THE PROBLEM —
Give back all the data exactly, line by line.
───── DATA FOR THIS EXERCISE
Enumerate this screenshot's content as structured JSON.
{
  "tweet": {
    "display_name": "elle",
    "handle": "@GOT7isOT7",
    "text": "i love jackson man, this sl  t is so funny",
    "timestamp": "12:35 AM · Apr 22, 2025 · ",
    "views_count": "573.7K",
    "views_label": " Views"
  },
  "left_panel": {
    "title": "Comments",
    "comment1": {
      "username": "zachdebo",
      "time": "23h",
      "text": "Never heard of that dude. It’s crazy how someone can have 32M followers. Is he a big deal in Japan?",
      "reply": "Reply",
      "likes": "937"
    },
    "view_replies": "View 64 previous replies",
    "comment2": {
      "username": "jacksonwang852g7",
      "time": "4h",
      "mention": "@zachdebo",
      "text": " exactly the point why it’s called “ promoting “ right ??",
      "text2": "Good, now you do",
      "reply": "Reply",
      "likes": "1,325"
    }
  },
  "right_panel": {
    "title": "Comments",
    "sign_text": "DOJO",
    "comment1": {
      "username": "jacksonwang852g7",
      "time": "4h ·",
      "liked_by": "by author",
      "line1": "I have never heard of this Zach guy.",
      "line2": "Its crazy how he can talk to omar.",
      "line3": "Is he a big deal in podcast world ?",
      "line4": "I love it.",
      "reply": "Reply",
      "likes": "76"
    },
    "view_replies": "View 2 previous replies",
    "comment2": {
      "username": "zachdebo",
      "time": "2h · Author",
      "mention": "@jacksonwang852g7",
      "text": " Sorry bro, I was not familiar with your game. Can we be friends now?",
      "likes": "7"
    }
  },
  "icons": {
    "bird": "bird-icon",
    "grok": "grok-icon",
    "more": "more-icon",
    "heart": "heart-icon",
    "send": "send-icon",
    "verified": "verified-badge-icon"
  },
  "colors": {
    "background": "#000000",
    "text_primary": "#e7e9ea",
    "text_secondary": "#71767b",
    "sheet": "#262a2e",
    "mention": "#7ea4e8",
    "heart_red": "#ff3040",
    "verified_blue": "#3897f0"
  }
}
──────────
SOLVED PROBLEM —
Enumerate this screenshot's content as structured JSON.
{
  "tweet": {
    "display_name": "elle",
    "handle": "@GOT7isOT7",
    "text": "i love jackson man, this sl  t is so funny",
    "timestamp": "12:35 AM · Apr 22, 2025 · ",
    "views_count": "573.7K",
    "views_label": " Views"
  },
  "left_panel": {
    "title": "Comments",
    "comment1": {
      "username": "zachdebo",
      "time": "23h",
      "text": "Never heard of that dude. It’s crazy how someone can have 32M followers. Is he a big deal in Japan?",
      "reply": "Reply",
      "likes": "937"
    },
    "view_replies": "View 64 previous replies",
    "comment2": {
      "username": "jacksonwang852g7",
      "time": "4h",
      "mention": "@zachdebo",
      "text": " exactly the point why it’s called “ promoting “ right ??",
      "text2": "Good, now you do",
      "reply": "Reply",
      "likes": "1,325"
    }
  },
  "right_panel": {
    "title": "Comments",
    "sign_text": "DOJO",
    "comment1": {
      "username": "jacksonwang852g7",
      "time": "4h ·",
      "liked_by": "by author",
      "line1": "I have never heard of this Zach guy.",
      "line2": "Its crazy how he can talk to omar.",
      "line3": "Is he a big deal in podcast world ?",
      "line4": "I love it.",
      "reply": "Reply",
      "likes": "76"
    },
    "view_replies": "View 2 previous replies",
    "comment2": {
      "username": "zachdebo",
      "time": "2h · Author",
      "mention": "@jacksonwang852g7",
      "text": " Sorry bro, I was not familiar with your game. Can we be friends now?",
      "likes": "7"
    }
  },
  "icons": {
    "bird": "bird-icon",
    "grok": "grok-icon",
    "more": "more-icon",
    "heart": "heart-icon",
    "send": "send-icon",
    "verified": "verified-badge-icon"
  },
  "colors": {
    "background": "#000000",
    "text_primary": "#e7e9ea",
    "text_secondary": "#71767b",
    "sheet": "#262a2e",
    "mention": "#7ea4e8",
    "heart_red": "#ff3040",
    "verified_blue": "#3897f0"
  }
}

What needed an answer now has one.